• **Aim**
Write out the material exactly, with the pictures left out.

>>

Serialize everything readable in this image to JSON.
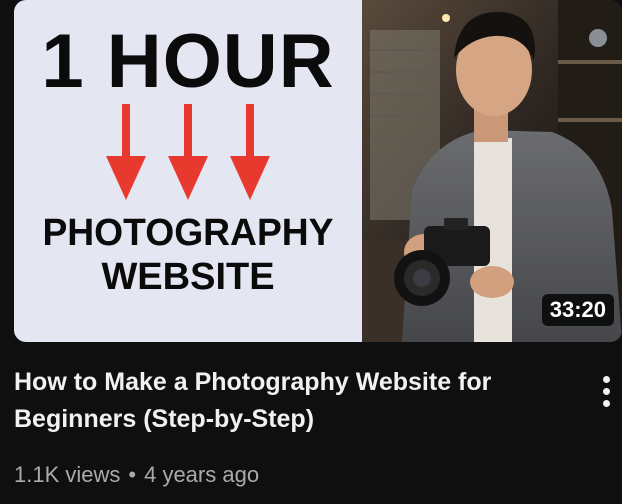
{
  "thumbnail": {
    "headline_top": "1 HOUR",
    "headline_mid": "PHOTOGRAPHY",
    "headline_bottom": "WEBSITE",
    "arrow_color": "#e8392e",
    "left_panel_color": "#e4e6f2",
    "duration": "33:20"
  },
  "video": {
    "title_line1": "How to Make a Photography Website for",
    "title_line2": "Beginners (Step-by-Step)",
    "views": "1.1K views",
    "separator": "•",
    "age": "4 years ago"
  },
  "menu": {
    "icon": "more-vert-icon"
  }
}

<<

• **Task answer**
Serialize everything readable in this image to JSON.
{
  "thumbnail": {
    "headline_top": "1 HOUR",
    "headline_mid": "PHOTOGRAPHY",
    "headline_bottom": "WEBSITE",
    "arrow_color": "#e8392e",
    "left_panel_color": "#e4e6f2",
    "duration": "33:20"
  },
  "video": {
    "title_line1": "How to Make a Photography Website for",
    "title_line2": "Beginners (Step-by-Step)",
    "views": "1.1K views",
    "separator": "•",
    "age": "4 years ago"
  },
  "menu": {
    "icon": "more-vert-icon"
  }
}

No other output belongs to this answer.